— BEGIN INPUT DATA —

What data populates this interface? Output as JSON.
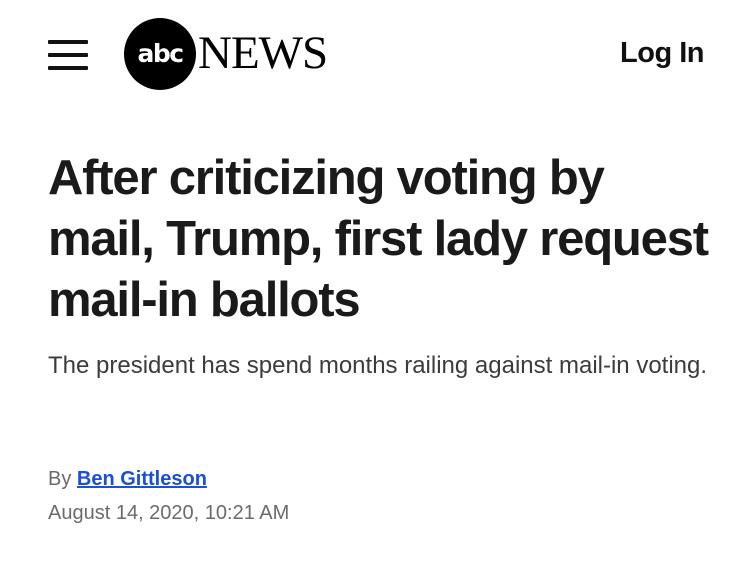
{
  "header": {
    "logo_mark": "abc",
    "logo_wordmark": "NEWS",
    "login_label": "Log In",
    "menu_icon": "hamburger-menu-icon"
  },
  "article": {
    "headline": "After criticizing voting by mail, Trump, first lady request mail-in ballots",
    "subheadline": "The president has spend months railing against mail-in voting.",
    "byline_prefix": "By",
    "author": "Ben Gittleson",
    "timestamp": "August 14, 2020, 10:21 AM"
  },
  "colors": {
    "author_link": "#1a4fd6",
    "text": "#1a1a1a",
    "muted": "#6b6b6b"
  }
}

— END INPUT DATA —

### PROBLEM REQUIREMENTS
Repeat the data exactly in full, omitting its pictures.

### EXERCISE RESPONSE
What data populates this interface? Output as JSON.
{
  "header": {
    "logo_mark": "abc",
    "logo_wordmark": "NEWS",
    "login_label": "Log In",
    "menu_icon": "hamburger-menu-icon"
  },
  "article": {
    "headline": "After criticizing voting by mail, Trump, first lady request mail-in ballots",
    "subheadline": "The president has spend months railing against mail-in voting.",
    "byline_prefix": "By",
    "author": "Ben Gittleson",
    "timestamp": "August 14, 2020, 10:21 AM"
  },
  "colors": {
    "author_link": "#1a4fd6",
    "text": "#1a1a1a",
    "muted": "#6b6b6b"
  }
}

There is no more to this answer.